** START OF Data shown **

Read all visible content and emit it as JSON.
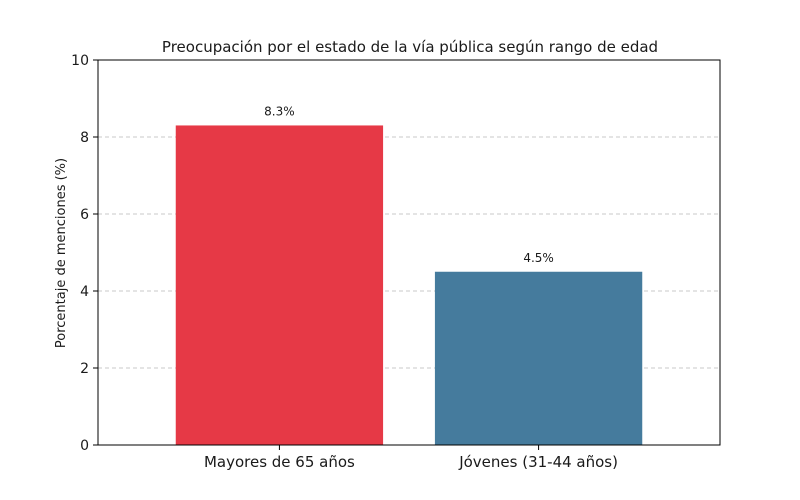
{
  "chart_data": {
    "type": "bar",
    "title": "Preocupación por el estado de la vía pública según rango de edad",
    "xlabel": "",
    "ylabel": "Porcentaje de menciones (%)",
    "categories": [
      "Mayores de 65 años",
      "Jóvenes (31-44 años)"
    ],
    "values": [
      8.3,
      4.5
    ],
    "data_labels": [
      "8.3%",
      "4.5%"
    ],
    "colors": [
      "#e63946",
      "#457b9d"
    ],
    "ylim": [
      0,
      10
    ],
    "yticks": [
      0,
      2,
      4,
      6,
      8,
      10
    ],
    "grid": true
  }
}
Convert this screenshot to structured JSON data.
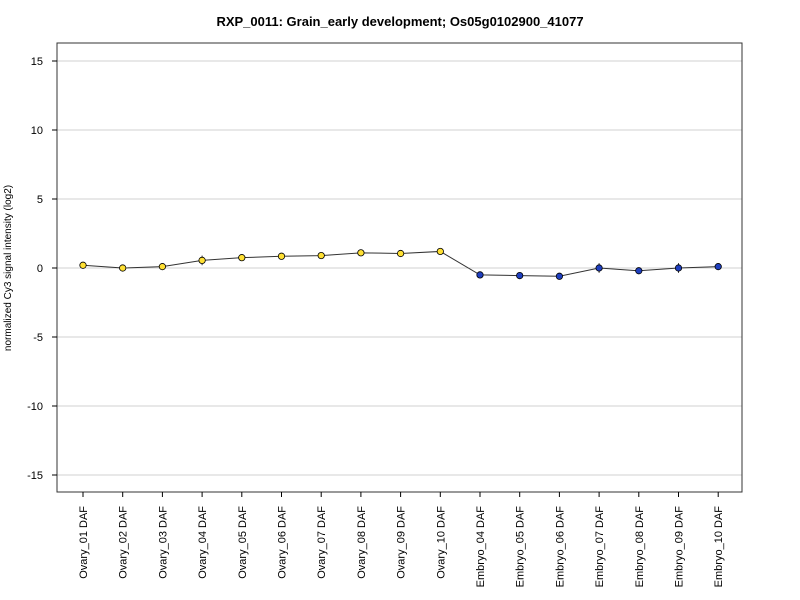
{
  "chart_data": {
    "type": "line",
    "title": "RXP_0011: Grain_early development; Os05g0102900_41077",
    "xlabel": "",
    "ylabel": "normalized Cy3 signal intensity (log2)",
    "ylim": [
      -16,
      16
    ],
    "yticks": [
      -15,
      -10,
      -5,
      0,
      5,
      10,
      15
    ],
    "grid": true,
    "categories": [
      "Ovary_01 DAF",
      "Ovary_02 DAF",
      "Ovary_03 DAF",
      "Ovary_04 DAF",
      "Ovary_05 DAF",
      "Ovary_06 DAF",
      "Ovary_07 DAF",
      "Ovary_08 DAF",
      "Ovary_09 DAF",
      "Ovary_10 DAF",
      "Embryo_04 DAF",
      "Embryo_05 DAF",
      "Embryo_06 DAF",
      "Embryo_07 DAF",
      "Embryo_08 DAF",
      "Embryo_09 DAF",
      "Embryo_10 DAF"
    ],
    "values": [
      0.2,
      0.0,
      0.1,
      0.55,
      0.75,
      0.85,
      0.9,
      1.1,
      1.05,
      1.2,
      -0.5,
      -0.55,
      -0.6,
      0.0,
      -0.2,
      0.0,
      0.1
    ],
    "errors": [
      0.1,
      0.05,
      0.05,
      0.35,
      0.1,
      0.1,
      0.1,
      0.1,
      0.1,
      0.15,
      0.1,
      0.1,
      0.1,
      0.35,
      0.1,
      0.35,
      0.15
    ],
    "point_colors": [
      "#ffe033",
      "#ffe033",
      "#ffe033",
      "#ffe033",
      "#ffe033",
      "#ffe033",
      "#ffe033",
      "#ffe033",
      "#ffe033",
      "#ffe033",
      "#1f3fbf",
      "#1f3fbf",
      "#1f3fbf",
      "#1f3fbf",
      "#1f3fbf",
      "#1f3fbf",
      "#1f3fbf"
    ]
  }
}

** END OF Data shown **

- [What you are asked to do]
Restate the data above word for word. Do not include the images.

- [Output for this exercise]
Read all visible content and emit it as JSON.
{
  "chart_data": {
    "type": "bar",
    "title": "Preocupación por el estado de la vía pública según rango de edad",
    "xlabel": "",
    "ylabel": "Porcentaje de menciones (%)",
    "categories": [
      "Mayores de 65 años",
      "Jóvenes (31-44 años)"
    ],
    "values": [
      8.3,
      4.5
    ],
    "data_labels": [
      "8.3%",
      "4.5%"
    ],
    "colors": [
      "#e63946",
      "#457b9d"
    ],
    "ylim": [
      0,
      10
    ],
    "yticks": [
      0,
      2,
      4,
      6,
      8,
      10
    ],
    "grid": true
  }
}
Convert this screenshot to structured JSON data.
{
  "chart_data": {
    "type": "line",
    "title": "RXP_0011: Grain_early development; Os05g0102900_41077",
    "xlabel": "",
    "ylabel": "normalized Cy3 signal intensity (log2)",
    "ylim": [
      -16,
      16
    ],
    "yticks": [
      -15,
      -10,
      -5,
      0,
      5,
      10,
      15
    ],
    "grid": true,
    "categories": [
      "Ovary_01 DAF",
      "Ovary_02 DAF",
      "Ovary_03 DAF",
      "Ovary_04 DAF",
      "Ovary_05 DAF",
      "Ovary_06 DAF",
      "Ovary_07 DAF",
      "Ovary_08 DAF",
      "Ovary_09 DAF",
      "Ovary_10 DAF",
      "Embryo_04 DAF",
      "Embryo_05 DAF",
      "Embryo_06 DAF",
      "Embryo_07 DAF",
      "Embryo_08 DAF",
      "Embryo_09 DAF",
      "Embryo_10 DAF"
    ],
    "values": [
      0.2,
      0.0,
      0.1,
      0.55,
      0.75,
      0.85,
      0.9,
      1.1,
      1.05,
      1.2,
      -0.5,
      -0.55,
      -0.6,
      0.0,
      -0.2,
      0.0,
      0.1
    ],
    "errors": [
      0.1,
      0.05,
      0.05,
      0.35,
      0.1,
      0.1,
      0.1,
      0.1,
      0.1,
      0.15,
      0.1,
      0.1,
      0.1,
      0.35,
      0.1,
      0.35,
      0.15
    ],
    "point_colors": [
      "#ffe033",
      "#ffe033",
      "#ffe033",
      "#ffe033",
      "#ffe033",
      "#ffe033",
      "#ffe033",
      "#ffe033",
      "#ffe033",
      "#ffe033",
      "#1f3fbf",
      "#1f3fbf",
      "#1f3fbf",
      "#1f3fbf",
      "#1f3fbf",
      "#1f3fbf",
      "#1f3fbf"
    ]
  }
}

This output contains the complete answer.